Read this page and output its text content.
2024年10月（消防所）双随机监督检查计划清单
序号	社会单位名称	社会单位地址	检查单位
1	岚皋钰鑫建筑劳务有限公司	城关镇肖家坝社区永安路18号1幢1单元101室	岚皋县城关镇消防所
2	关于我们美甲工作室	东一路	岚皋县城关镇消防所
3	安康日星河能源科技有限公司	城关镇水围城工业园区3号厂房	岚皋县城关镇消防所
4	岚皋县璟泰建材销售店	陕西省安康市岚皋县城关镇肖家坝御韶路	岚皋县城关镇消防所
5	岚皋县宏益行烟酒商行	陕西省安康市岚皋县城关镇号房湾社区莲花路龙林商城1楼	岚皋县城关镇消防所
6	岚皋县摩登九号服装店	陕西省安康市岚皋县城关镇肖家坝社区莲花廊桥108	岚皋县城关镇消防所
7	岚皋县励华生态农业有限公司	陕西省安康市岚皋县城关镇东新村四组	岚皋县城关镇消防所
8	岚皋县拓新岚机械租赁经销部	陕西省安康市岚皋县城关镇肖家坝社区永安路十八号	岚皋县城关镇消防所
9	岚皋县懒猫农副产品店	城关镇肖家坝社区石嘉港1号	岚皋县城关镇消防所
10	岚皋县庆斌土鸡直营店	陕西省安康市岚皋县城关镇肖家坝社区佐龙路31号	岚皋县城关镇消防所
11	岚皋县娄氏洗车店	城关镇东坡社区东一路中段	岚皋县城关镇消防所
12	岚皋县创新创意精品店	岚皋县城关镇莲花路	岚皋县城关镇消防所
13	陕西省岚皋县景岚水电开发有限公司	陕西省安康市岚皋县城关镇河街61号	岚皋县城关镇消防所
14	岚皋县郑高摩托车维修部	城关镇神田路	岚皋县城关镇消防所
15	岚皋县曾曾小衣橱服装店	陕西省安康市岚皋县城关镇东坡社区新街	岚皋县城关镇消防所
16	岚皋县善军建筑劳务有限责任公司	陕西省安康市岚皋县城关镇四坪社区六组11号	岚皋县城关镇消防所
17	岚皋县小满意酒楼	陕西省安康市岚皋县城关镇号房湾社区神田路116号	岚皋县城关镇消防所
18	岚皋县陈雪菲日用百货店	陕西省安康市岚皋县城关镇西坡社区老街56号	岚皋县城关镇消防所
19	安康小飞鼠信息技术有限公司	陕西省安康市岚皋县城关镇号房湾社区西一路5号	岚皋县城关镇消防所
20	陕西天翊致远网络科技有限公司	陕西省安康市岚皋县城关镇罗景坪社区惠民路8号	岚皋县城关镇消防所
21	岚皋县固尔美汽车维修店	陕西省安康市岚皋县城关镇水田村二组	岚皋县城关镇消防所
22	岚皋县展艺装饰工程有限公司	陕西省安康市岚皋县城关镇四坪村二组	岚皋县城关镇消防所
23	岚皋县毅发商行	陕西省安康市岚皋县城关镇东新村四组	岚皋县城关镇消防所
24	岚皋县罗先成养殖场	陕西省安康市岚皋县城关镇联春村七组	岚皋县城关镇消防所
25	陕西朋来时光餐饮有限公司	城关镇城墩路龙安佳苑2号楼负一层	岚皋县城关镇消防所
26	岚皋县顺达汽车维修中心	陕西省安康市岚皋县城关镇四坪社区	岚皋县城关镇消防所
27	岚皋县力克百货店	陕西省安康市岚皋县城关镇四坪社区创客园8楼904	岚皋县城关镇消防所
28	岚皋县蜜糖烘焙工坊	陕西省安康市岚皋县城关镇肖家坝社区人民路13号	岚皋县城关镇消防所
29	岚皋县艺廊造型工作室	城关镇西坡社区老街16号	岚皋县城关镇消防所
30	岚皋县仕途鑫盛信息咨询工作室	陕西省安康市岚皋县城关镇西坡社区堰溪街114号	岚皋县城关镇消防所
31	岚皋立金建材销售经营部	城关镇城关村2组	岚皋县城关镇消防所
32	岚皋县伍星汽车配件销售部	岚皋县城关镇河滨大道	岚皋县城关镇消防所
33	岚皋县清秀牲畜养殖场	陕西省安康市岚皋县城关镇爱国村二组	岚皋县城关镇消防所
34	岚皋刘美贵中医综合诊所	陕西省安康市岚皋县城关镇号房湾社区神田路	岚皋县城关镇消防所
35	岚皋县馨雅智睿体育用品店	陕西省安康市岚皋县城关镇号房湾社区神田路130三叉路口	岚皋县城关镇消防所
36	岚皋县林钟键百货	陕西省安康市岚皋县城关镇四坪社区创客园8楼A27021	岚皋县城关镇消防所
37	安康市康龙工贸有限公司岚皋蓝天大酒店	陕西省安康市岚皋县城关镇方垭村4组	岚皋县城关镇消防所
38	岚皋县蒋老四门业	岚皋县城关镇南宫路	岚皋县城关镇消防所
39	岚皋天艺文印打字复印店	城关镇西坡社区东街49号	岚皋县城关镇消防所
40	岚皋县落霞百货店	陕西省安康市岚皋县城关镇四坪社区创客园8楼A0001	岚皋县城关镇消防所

====

REQUIREMENTS:
Exactly reproduce every record.

EXERCISE SOLUTION:
Read this page and output its text content.
2024年10月（消防所）双随机监督检查计划清单
序号	社会单位名称	社会单位地址	检查单位
1	岚皋钰鑫建筑劳务有限公司	城关镇肖家坝社区永安路18号1幢1单元101室	岚皋县城关镇消防所
2	关于我们美甲工作室	东一路	岚皋县城关镇消防所
3	安康日星河能源科技有限公司	城关镇水围城工业园区3号厂房	岚皋县城关镇消防所
4	岚皋县璟泰建材销售店	陕西省安康市岚皋县城关镇肖家坝御韶路	岚皋县城关镇消防所
5	岚皋县宏益行烟酒商行	陕西省安康市岚皋县城关镇号房湾社区莲花路龙林商城1楼	岚皋县城关镇消防所
6	岚皋县摩登九号服装店	陕西省安康市岚皋县城关镇肖家坝社区莲花廊桥108	岚皋县城关镇消防所
7	岚皋县励华生态农业有限公司	陕西省安康市岚皋县城关镇东新村四组	岚皋县城关镇消防所
8	岚皋县拓新岚机械租赁经销部	陕西省安康市岚皋县城关镇肖家坝社区永安路十八号	岚皋县城关镇消防所
9	岚皋县懒猫农副产品店	城关镇肖家坝社区石嘉港1号	岚皋县城关镇消防所
10	岚皋县庆斌土鸡直营店	陕西省安康市岚皋县城关镇肖家坝社区佐龙路31号	岚皋县城关镇消防所
11	岚皋县娄氏洗车店	城关镇东坡社区东一路中段	岚皋县城关镇消防所
12	岚皋县创新创意精品店	岚皋县城关镇莲花路	岚皋县城关镇消防所
13	陕西省岚皋县景岚水电开发有限公司	陕西省安康市岚皋县城关镇河街61号	岚皋县城关镇消防所
14	岚皋县郑高摩托车维修部	城关镇神田路	岚皋县城关镇消防所
15	岚皋县曾曾小衣橱服装店	陕西省安康市岚皋县城关镇东坡社区新街	岚皋县城关镇消防所
16	岚皋县善军建筑劳务有限责任公司	陕西省安康市岚皋县城关镇四坪社区六组11号	岚皋县城关镇消防所
17	岚皋县小满意酒楼	陕西省安康市岚皋县城关镇号房湾社区神田路116号	岚皋县城关镇消防所
18	岚皋县陈雪菲日用百货店	陕西省安康市岚皋县城关镇西坡社区老街56号	岚皋县城关镇消防所
19	安康小飞鼠信息技术有限公司	陕西省安康市岚皋县城关镇号房湾社区西一路5号	岚皋县城关镇消防所
20	陕西天翊致远网络科技有限公司	陕西省安康市岚皋县城关镇罗景坪社区惠民路8号	岚皋县城关镇消防所
21	岚皋县固尔美汽车维修店	陕西省安康市岚皋县城关镇水田村二组	岚皋县城关镇消防所
22	岚皋县展艺装饰工程有限公司	陕西省安康市岚皋县城关镇四坪村二组	岚皋县城关镇消防所
23	岚皋县毅发商行	陕西省安康市岚皋县城关镇东新村四组	岚皋县城关镇消防所
24	岚皋县罗先成养殖场	陕西省安康市岚皋县城关镇联春村七组	岚皋县城关镇消防所
25	陕西朋来时光餐饮有限公司	城关镇城墩路龙安佳苑2号楼负一层	岚皋县城关镇消防所
26	岚皋县顺达汽车维修中心	陕西省安康市岚皋县城关镇四坪社区	岚皋县城关镇消防所
27	岚皋县力克百货店	陕西省安康市岚皋县城关镇四坪社区创客园8楼904	岚皋县城关镇消防所
28	岚皋县蜜糖烘焙工坊	陕西省安康市岚皋县城关镇肖家坝社区人民路13号	岚皋县城关镇消防所
29	岚皋县艺廊造型工作室	城关镇西坡社区老街16号	岚皋县城关镇消防所
30	岚皋县仕途鑫盛信息咨询工作室	陕西省安康市岚皋县城关镇西坡社区堰溪街114号	岚皋县城关镇消防所
31	岚皋立金建材销售经营部	城关镇城关村2组	岚皋县城关镇消防所
32	岚皋县伍星汽车配件销售部	岚皋县城关镇河滨大道	岚皋县城关镇消防所
33	岚皋县清秀牲畜养殖场	陕西省安康市岚皋县城关镇爱国村二组	岚皋县城关镇消防所
34	岚皋刘美贵中医综合诊所	陕西省安康市岚皋县城关镇号房湾社区神田路	岚皋县城关镇消防所
35	岚皋县馨雅智睿体育用品店	陕西省安康市岚皋县城关镇号房湾社区神田路130三叉路口	岚皋县城关镇消防所
36	岚皋县林钟键百货	陕西省安康市岚皋县城关镇四坪社区创客园8楼A27021	岚皋县城关镇消防所
37	安康市康龙工贸有限公司岚皋蓝天大酒店	陕西省安康市岚皋县城关镇方垭村4组	岚皋县城关镇消防所
38	岚皋县蒋老四门业	岚皋县城关镇南宫路	岚皋县城关镇消防所
39	岚皋天艺文印打字复印店	城关镇西坡社区东街49号	岚皋县城关镇消防所
40	岚皋县落霞百货店	陕西省安康市岚皋县城关镇四坪社区创客园8楼A0001	岚皋县城关镇消防所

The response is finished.